**Written instruction**
Leave the pictures out. Return all other data exactly.

**Available records**
--------

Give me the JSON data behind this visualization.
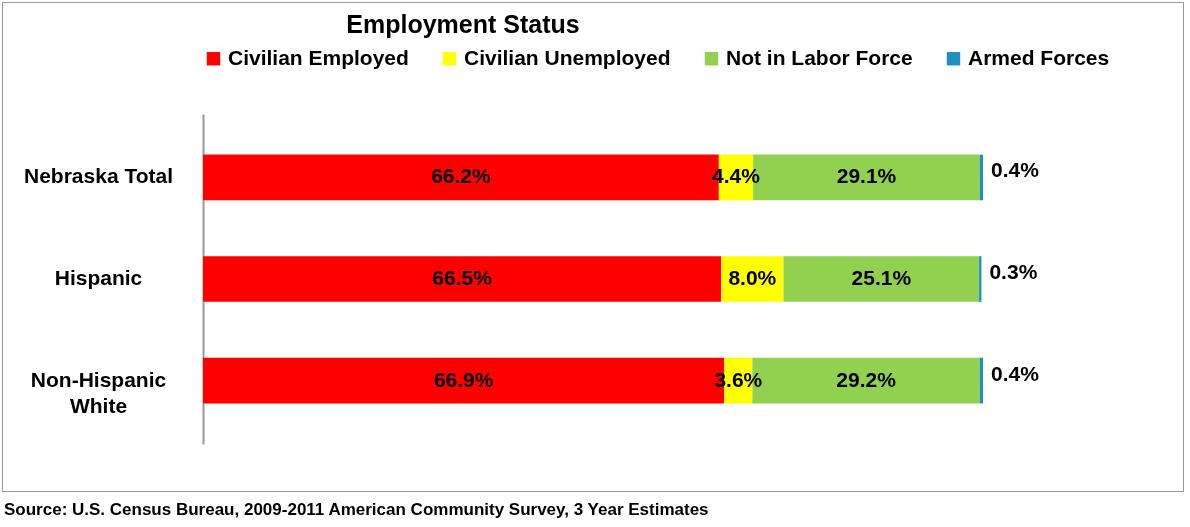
{
  "chart_data": {
    "type": "bar",
    "orientation": "horizontal",
    "stacked": true,
    "title": "Employment Status",
    "categories": [
      "Nebraska Total",
      "Hispanic",
      "Non-Hispanic White"
    ],
    "series": [
      {
        "name": "Civilian Employed",
        "color": "#ff0000",
        "values": [
          66.2,
          66.5,
          66.9
        ],
        "value_labels": [
          "66.2%",
          "66.5%",
          "66.9%"
        ]
      },
      {
        "name": "Civilian Unemployed",
        "color": "#ffff00",
        "values": [
          4.4,
          8.0,
          3.6
        ],
        "value_labels": [
          "4.4%",
          "8.0%",
          "3.6%"
        ]
      },
      {
        "name": "Not in Labor Force",
        "color": "#92d050",
        "values": [
          29.1,
          25.1,
          29.2
        ],
        "value_labels": [
          "29.1%",
          "25.1%",
          "29.2%"
        ]
      },
      {
        "name": "Armed Forces",
        "color": "#1f8fc0",
        "values": [
          0.4,
          0.3,
          0.4
        ],
        "value_labels": [
          "0.4%",
          "0.3%",
          "0.4%"
        ]
      }
    ],
    "legend": "top",
    "grid": false,
    "annotations": [
      "Source: U.S. Census Bureau, 2009-2011 American Community Survey, 3 Year Estimates"
    ]
  }
}
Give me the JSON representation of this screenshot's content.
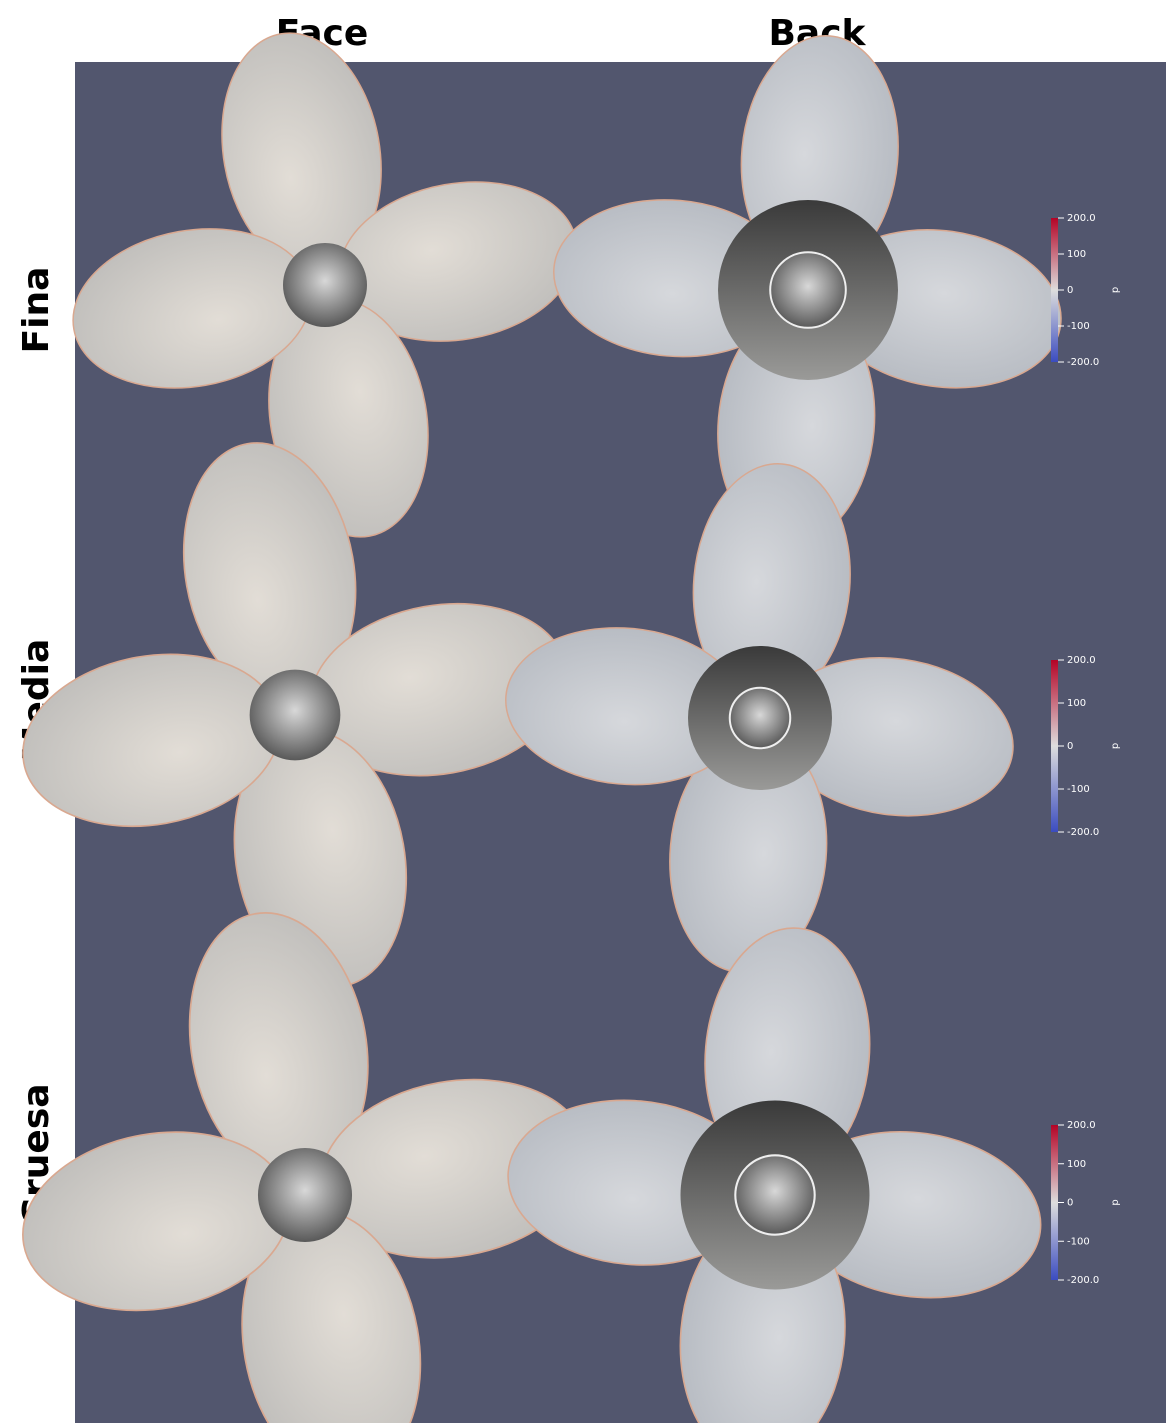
{
  "columns": [
    "Face",
    "Back"
  ],
  "rows": [
    "Fina",
    "Media",
    "Gruesa"
  ],
  "colorbars": [
    {
      "title": "p",
      "ticks": [
        "200.0",
        "100",
        "0",
        "-100",
        "-200.0"
      ]
    },
    {
      "title": "p",
      "ticks": [
        "200.0",
        "100",
        "0",
        "-100",
        "-200.0"
      ]
    },
    {
      "title": "p",
      "ticks": [
        "200.0",
        "100",
        "0",
        "-100",
        "-200.0"
      ]
    }
  ]
}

--------

**The solution**
Give me the JSON data behind this visualization.
{
  "chart_data": {
    "type": "bar",
    "orientation": "horizontal",
    "stacked": true,
    "title": "Employment Status",
    "categories": [
      "Nebraska Total",
      "Hispanic",
      "Non-Hispanic White"
    ],
    "series": [
      {
        "name": "Civilian Employed",
        "color": "#ff0000",
        "values": [
          66.2,
          66.5,
          66.9
        ],
        "value_labels": [
          "66.2%",
          "66.5%",
          "66.9%"
        ]
      },
      {
        "name": "Civilian Unemployed",
        "color": "#ffff00",
        "values": [
          4.4,
          8.0,
          3.6
        ],
        "value_labels": [
          "4.4%",
          "8.0%",
          "3.6%"
        ]
      },
      {
        "name": "Not in Labor Force",
        "color": "#92d050",
        "values": [
          29.1,
          25.1,
          29.2
        ],
        "value_labels": [
          "29.1%",
          "25.1%",
          "29.2%"
        ]
      },
      {
        "name": "Armed Forces",
        "color": "#1f8fc0",
        "values": [
          0.4,
          0.3,
          0.4
        ],
        "value_labels": [
          "0.4%",
          "0.3%",
          "0.4%"
        ]
      }
    ],
    "legend": "top",
    "grid": false,
    "annotations": [
      "Source: U.S. Census Bureau, 2009-2011 American Community Survey, 3 Year Estimates"
    ]
  }
}
Give me the JSON representation of this screenshot's content.
{
  "columns": [
    "Face",
    "Back"
  ],
  "rows": [
    "Fina",
    "Media",
    "Gruesa"
  ],
  "colorbars": [
    {
      "title": "p",
      "ticks": [
        "200.0",
        "100",
        "0",
        "-100",
        "-200.0"
      ]
    },
    {
      "title": "p",
      "ticks": [
        "200.0",
        "100",
        "0",
        "-100",
        "-200.0"
      ]
    },
    {
      "title": "p",
      "ticks": [
        "200.0",
        "100",
        "0",
        "-100",
        "-200.0"
      ]
    }
  ]
}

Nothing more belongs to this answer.